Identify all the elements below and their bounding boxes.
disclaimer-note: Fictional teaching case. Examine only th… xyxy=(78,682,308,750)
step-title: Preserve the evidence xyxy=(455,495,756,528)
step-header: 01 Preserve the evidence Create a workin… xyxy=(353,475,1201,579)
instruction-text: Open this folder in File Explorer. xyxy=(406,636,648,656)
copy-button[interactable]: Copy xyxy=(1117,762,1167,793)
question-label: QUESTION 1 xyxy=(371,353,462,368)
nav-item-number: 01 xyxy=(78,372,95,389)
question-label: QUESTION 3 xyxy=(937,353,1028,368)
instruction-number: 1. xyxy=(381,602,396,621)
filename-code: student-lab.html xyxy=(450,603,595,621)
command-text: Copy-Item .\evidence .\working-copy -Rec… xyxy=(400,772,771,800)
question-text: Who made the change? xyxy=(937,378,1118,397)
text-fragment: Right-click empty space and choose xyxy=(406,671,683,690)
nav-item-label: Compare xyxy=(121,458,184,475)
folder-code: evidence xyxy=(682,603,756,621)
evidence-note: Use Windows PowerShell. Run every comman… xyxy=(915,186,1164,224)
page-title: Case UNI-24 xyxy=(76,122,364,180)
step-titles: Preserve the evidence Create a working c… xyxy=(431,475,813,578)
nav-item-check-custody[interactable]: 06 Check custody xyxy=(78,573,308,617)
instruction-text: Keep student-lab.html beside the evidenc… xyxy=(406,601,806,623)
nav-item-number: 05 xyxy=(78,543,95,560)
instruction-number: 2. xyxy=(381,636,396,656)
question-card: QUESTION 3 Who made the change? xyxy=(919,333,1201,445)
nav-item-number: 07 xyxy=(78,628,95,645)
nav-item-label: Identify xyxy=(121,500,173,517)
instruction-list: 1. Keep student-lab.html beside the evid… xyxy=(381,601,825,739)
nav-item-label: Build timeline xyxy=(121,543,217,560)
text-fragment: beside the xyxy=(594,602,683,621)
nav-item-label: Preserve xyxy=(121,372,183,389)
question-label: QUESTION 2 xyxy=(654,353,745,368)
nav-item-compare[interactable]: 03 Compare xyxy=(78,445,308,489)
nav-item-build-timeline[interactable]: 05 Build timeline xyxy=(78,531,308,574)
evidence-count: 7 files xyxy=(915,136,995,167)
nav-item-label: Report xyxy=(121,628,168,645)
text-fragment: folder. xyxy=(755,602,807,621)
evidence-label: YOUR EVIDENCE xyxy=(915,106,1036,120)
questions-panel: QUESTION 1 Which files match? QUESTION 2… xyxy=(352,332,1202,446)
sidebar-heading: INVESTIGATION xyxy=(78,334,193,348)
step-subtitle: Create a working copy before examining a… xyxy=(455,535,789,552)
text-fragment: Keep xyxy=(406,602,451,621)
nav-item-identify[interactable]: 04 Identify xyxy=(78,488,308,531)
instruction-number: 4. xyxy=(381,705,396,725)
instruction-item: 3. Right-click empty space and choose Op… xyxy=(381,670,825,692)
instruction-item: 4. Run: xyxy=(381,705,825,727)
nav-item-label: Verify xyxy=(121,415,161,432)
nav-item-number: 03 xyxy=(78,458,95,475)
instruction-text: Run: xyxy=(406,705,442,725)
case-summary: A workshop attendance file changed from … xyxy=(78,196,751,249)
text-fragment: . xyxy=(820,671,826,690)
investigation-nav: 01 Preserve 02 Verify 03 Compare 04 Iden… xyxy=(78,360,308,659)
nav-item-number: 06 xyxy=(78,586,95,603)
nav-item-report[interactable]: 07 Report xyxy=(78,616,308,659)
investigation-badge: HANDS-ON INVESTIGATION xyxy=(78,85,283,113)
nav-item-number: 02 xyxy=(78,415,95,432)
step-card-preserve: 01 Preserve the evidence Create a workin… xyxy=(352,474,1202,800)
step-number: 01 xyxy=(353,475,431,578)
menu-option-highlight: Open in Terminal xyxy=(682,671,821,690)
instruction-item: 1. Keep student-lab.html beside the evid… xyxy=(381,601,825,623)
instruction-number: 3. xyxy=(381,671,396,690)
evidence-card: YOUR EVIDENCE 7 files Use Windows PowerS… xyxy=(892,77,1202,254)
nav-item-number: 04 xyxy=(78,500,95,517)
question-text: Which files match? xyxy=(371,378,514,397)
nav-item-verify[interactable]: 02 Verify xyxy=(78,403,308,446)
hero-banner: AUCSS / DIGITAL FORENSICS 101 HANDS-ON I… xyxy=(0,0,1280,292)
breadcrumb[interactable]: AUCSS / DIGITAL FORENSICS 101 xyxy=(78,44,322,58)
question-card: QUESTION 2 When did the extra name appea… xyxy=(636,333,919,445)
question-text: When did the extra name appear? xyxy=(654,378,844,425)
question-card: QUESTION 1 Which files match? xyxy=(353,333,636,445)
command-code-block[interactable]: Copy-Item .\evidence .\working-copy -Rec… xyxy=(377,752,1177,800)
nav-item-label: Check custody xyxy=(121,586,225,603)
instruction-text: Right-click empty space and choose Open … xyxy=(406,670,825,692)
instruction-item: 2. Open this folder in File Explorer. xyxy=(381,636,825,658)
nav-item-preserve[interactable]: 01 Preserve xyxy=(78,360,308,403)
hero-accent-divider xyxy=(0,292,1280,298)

■ ■ ■ ■

• YOUR TASK: Repeat every line of the records above word for word.

• WRITTEN RESPONSE:
Identify all the elements below and their bounding boxes.
disclaimer-note: Fictional teaching case. Examine only th… xyxy=(78,682,308,750)
step-title: Preserve the evidence xyxy=(455,495,756,528)
step-header: 01 Preserve the evidence Create a workin… xyxy=(353,475,1201,579)
instruction-text: Open this folder in File Explorer. xyxy=(406,636,648,656)
copy-button[interactable]: Copy xyxy=(1117,762,1167,793)
question-label: QUESTION 1 xyxy=(371,353,462,368)
nav-item-number: 01 xyxy=(78,372,95,389)
question-label: QUESTION 3 xyxy=(937,353,1028,368)
instruction-number: 1. xyxy=(381,602,396,621)
filename-code: student-lab.html xyxy=(450,603,595,621)
command-text: Copy-Item .\evidence .\working-copy -Rec… xyxy=(400,772,771,800)
question-text: Who made the change? xyxy=(937,378,1118,397)
text-fragment: Right-click empty space and choose xyxy=(406,671,683,690)
nav-item-label: Compare xyxy=(121,458,184,475)
folder-code: evidence xyxy=(682,603,756,621)
evidence-note: Use Windows PowerShell. Run every comman… xyxy=(915,186,1164,224)
page-title: Case UNI-24 xyxy=(76,122,364,180)
step-titles: Preserve the evidence Create a working c… xyxy=(431,475,813,578)
nav-item-check-custody[interactable]: 06 Check custody xyxy=(78,573,308,617)
instruction-text: Keep student-lab.html beside the evidenc… xyxy=(406,601,806,623)
nav-item-number: 05 xyxy=(78,543,95,560)
instruction-number: 2. xyxy=(381,636,396,656)
question-card: QUESTION 3 Who made the change? xyxy=(919,333,1201,445)
nav-item-number: 07 xyxy=(78,628,95,645)
nav-item-label: Identify xyxy=(121,500,173,517)
instruction-list: 1. Keep student-lab.html beside the evid… xyxy=(381,601,825,739)
nav-item-label: Build timeline xyxy=(121,543,217,560)
text-fragment: beside the xyxy=(594,602,683,621)
nav-item-label: Preserve xyxy=(121,372,183,389)
question-label: QUESTION 2 xyxy=(654,353,745,368)
nav-item-compare[interactable]: 03 Compare xyxy=(78,445,308,489)
nav-item-build-timeline[interactable]: 05 Build timeline xyxy=(78,531,308,574)
evidence-count: 7 files xyxy=(915,136,995,167)
nav-item-label: Report xyxy=(121,628,168,645)
text-fragment: folder. xyxy=(755,602,807,621)
evidence-label: YOUR EVIDENCE xyxy=(915,106,1036,120)
questions-panel: QUESTION 1 Which files match? QUESTION 2… xyxy=(352,332,1202,446)
sidebar-heading: INVESTIGATION xyxy=(78,334,193,348)
step-subtitle: Create a working copy before examining a… xyxy=(455,535,789,552)
text-fragment: Keep xyxy=(406,602,451,621)
nav-item-identify[interactable]: 04 Identify xyxy=(78,488,308,531)
instruction-number: 4. xyxy=(381,705,396,725)
instruction-item: 3. Right-click empty space and choose Op… xyxy=(381,670,825,692)
instruction-item: 4. Run: xyxy=(381,705,825,727)
nav-item-label: Verify xyxy=(121,415,161,432)
nav-item-number: 03 xyxy=(78,458,95,475)
instruction-text: Run: xyxy=(406,705,442,725)
case-summary: A workshop attendance file changed from … xyxy=(78,196,751,249)
text-fragment: . xyxy=(820,671,826,690)
investigation-nav: 01 Preserve 02 Verify 03 Compare 04 Iden… xyxy=(78,360,308,659)
nav-item-number: 06 xyxy=(78,586,95,603)
nav-item-report[interactable]: 07 Report xyxy=(78,616,308,659)
investigation-badge: HANDS-ON INVESTIGATION xyxy=(78,85,283,113)
nav-item-number: 02 xyxy=(78,415,95,432)
step-card-preserve: 01 Preserve the evidence Create a workin… xyxy=(352,474,1202,800)
step-number: 01 xyxy=(353,475,431,578)
menu-option-highlight: Open in Terminal xyxy=(682,671,821,690)
instruction-item: 1. Keep student-lab.html beside the evid… xyxy=(381,601,825,623)
instruction-number: 3. xyxy=(381,671,396,690)
evidence-card: YOUR EVIDENCE 7 files Use Windows PowerS… xyxy=(892,77,1202,254)
nav-item-number: 04 xyxy=(78,500,95,517)
question-text: Which files match? xyxy=(371,378,514,397)
nav-item-verify[interactable]: 02 Verify xyxy=(78,403,308,446)
hero-banner: AUCSS / DIGITAL FORENSICS 101 HANDS-ON I… xyxy=(0,0,1280,292)
breadcrumb[interactable]: AUCSS / DIGITAL FORENSICS 101 xyxy=(78,44,322,58)
question-card: QUESTION 2 When did the extra name appea… xyxy=(636,333,919,445)
question-text: When did the extra name appear? xyxy=(654,378,844,425)
question-card: QUESTION 1 Which files match? xyxy=(353,333,636,445)
command-code-block[interactable]: Copy-Item .\evidence .\working-copy -Rec… xyxy=(377,752,1177,800)
nav-item-label: Check custody xyxy=(121,586,225,603)
instruction-text: Right-click empty space and choose Open … xyxy=(406,670,825,692)
instruction-item: 2. Open this folder in File Explorer. xyxy=(381,636,825,658)
nav-item-preserve[interactable]: 01 Preserve xyxy=(78,360,308,403)
hero-accent-divider xyxy=(0,292,1280,298)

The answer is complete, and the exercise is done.